NAMA/NPM : TOPAZ WARIM PUTRA/27312436
KELAS : 1TB04 (2012)
MATA KULIAH : ILMU SOSIAL DASAR
TUGAS : BAB 8
AGAMA DAN MASYARAKAT
·
Fungsi Agama
- Memberi pandangan dunia
kepada satu-satu budaya manusia. Agama dikatakan memberi pandangan dunia
kepada manusia karena ia sentiasanya memberi penerangan kepada
dunia(secara keseluruhan), dan juga kedudukan manusia di dalam dunia.
Penerangan dalam masalah ini sebenarnya sulit dicapai melalui indra
manusia, melainkan sedikit penerangan daripada falsafah. Contohnya, agama
Islam menerangkan kepada umatnya bahwa dunia adalah ciptaan Allah(s.w.t)
dan setiap manusia harus menaati Allah(s.w.t).

┄┄┄┄┄┄┄┄┄┄

| Soal yang Dikerjakan |
- a) Menurut teks tentang agama dan masyarakat, apa yang diterangkan agama Islam kepada umatnya?
- b) Salin dengan tepat sebagian teks tentang agama dan masyarakat, dimulai dari kata-kata yang memuat "Penerangan dalam masalah" dan berhenti setelah kata-kata "harus menaati Allah(s.w.t).".

| Potongan Data |
┄┄┄┄┄┄┄┄┄┄

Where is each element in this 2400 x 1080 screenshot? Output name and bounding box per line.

┄┄┄┄┄┄┄┄┄┄

| Hasil Secara Berurutan |
- a) Agama Islam menerangkan bahwa dunia adalah ciptaan Allah(s.w.t) dan setiap manusia harus menaati Allah(s.w.t).

- b)
Penerangan dalam masalah ini sebenarnya sulit dicapai melalui indra
manusia, melainkan sedikit penerangan daripada falsafah. Contohnya, agama
Islam menerangkan kepada umatnya bahwa dunia adalah ciptaan Allah(s.w.t)
dan setiap manusia harus menaati Allah(s.w.t).